[Dataset extract start]

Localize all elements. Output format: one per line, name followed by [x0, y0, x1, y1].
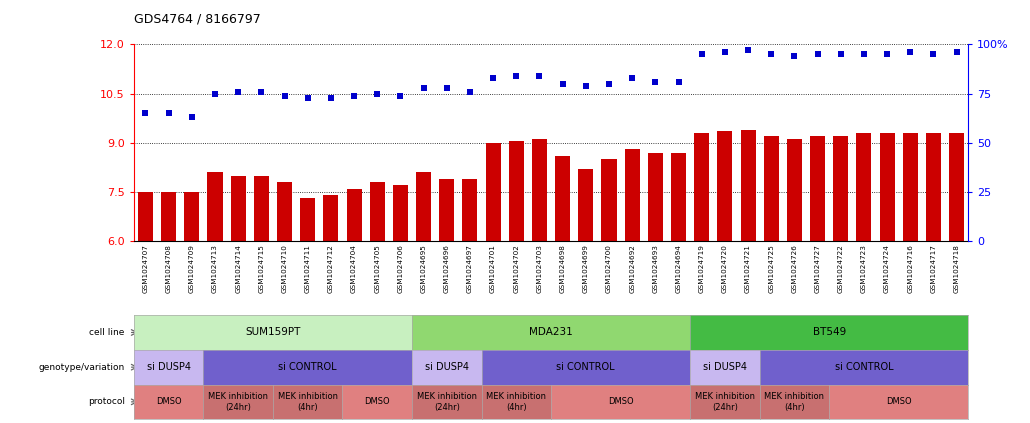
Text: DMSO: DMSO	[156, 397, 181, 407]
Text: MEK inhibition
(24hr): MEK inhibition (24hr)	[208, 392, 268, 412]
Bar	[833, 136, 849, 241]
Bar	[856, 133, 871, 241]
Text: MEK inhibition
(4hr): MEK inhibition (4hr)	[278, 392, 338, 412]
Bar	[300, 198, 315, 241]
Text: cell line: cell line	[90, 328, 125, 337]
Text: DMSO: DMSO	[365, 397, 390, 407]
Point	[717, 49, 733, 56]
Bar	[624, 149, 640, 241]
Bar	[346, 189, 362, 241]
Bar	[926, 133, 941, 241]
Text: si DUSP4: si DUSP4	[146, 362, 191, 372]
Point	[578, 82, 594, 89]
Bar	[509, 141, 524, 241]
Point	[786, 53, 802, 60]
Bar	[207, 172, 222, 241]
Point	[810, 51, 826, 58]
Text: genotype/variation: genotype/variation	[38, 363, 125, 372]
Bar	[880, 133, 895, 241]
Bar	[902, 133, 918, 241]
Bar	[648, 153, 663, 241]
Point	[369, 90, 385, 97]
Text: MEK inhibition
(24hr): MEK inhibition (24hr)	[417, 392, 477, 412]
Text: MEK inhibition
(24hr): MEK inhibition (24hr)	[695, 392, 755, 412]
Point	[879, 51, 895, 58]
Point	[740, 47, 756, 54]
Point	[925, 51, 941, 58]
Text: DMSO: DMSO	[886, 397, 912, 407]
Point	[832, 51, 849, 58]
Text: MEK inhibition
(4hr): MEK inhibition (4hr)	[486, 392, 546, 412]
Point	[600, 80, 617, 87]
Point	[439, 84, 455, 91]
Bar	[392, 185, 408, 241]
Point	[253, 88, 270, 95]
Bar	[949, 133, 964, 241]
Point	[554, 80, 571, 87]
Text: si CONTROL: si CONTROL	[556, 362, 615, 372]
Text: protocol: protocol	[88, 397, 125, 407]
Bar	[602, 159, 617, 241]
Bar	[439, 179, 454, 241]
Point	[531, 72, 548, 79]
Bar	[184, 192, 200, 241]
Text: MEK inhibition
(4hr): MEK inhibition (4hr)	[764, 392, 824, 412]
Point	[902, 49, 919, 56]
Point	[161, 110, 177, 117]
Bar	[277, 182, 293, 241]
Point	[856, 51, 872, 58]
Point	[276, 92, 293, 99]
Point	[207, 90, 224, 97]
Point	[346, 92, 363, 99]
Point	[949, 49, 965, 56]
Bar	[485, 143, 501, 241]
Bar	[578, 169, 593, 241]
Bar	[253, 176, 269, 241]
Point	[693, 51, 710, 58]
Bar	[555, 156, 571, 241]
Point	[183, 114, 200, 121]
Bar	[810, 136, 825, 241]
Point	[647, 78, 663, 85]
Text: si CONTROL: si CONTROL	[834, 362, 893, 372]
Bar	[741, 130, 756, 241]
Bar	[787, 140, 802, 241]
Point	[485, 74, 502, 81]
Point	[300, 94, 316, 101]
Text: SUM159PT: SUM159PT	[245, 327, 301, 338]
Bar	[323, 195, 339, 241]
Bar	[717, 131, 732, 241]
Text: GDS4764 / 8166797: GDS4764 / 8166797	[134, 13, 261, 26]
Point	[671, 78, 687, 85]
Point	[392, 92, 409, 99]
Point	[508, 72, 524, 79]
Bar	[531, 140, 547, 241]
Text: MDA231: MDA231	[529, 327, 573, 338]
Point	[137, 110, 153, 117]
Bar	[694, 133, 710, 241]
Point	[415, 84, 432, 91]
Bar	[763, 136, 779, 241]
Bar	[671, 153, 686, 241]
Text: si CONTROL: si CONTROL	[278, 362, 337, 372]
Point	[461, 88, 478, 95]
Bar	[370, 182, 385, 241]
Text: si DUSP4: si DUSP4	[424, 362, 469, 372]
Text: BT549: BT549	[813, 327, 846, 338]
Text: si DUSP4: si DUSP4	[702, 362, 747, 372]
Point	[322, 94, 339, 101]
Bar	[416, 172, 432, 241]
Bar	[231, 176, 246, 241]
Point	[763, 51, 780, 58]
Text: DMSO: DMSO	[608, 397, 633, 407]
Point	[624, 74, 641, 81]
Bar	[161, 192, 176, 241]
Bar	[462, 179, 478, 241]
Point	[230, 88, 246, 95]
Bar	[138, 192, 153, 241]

[Dataset extract end]

**What you are asked to do**.
Reproduce the lines of the records verbatim, from the line containing "397, 181, 407]" through the line containing "141, 524, 241]", including both of those lines.

**Reply to the task**.
Text: DMSO: DMSO	[156, 397, 181, 407]
Text: MEK inhibition
(24hr): MEK inhibition (24hr)	[208, 392, 268, 412]
Bar	[833, 136, 849, 241]
Bar	[856, 133, 871, 241]
Text: MEK inhibition
(4hr): MEK inhibition (4hr)	[278, 392, 338, 412]
Bar	[300, 198, 315, 241]
Text: cell line: cell line	[90, 328, 125, 337]
Text: DMSO: DMSO	[365, 397, 390, 407]
Point	[717, 49, 733, 56]
Bar	[624, 149, 640, 241]
Bar	[346, 189, 362, 241]
Bar	[926, 133, 941, 241]
Text: si DUSP4: si DUSP4	[146, 362, 191, 372]
Point	[578, 82, 594, 89]
Bar	[509, 141, 524, 241]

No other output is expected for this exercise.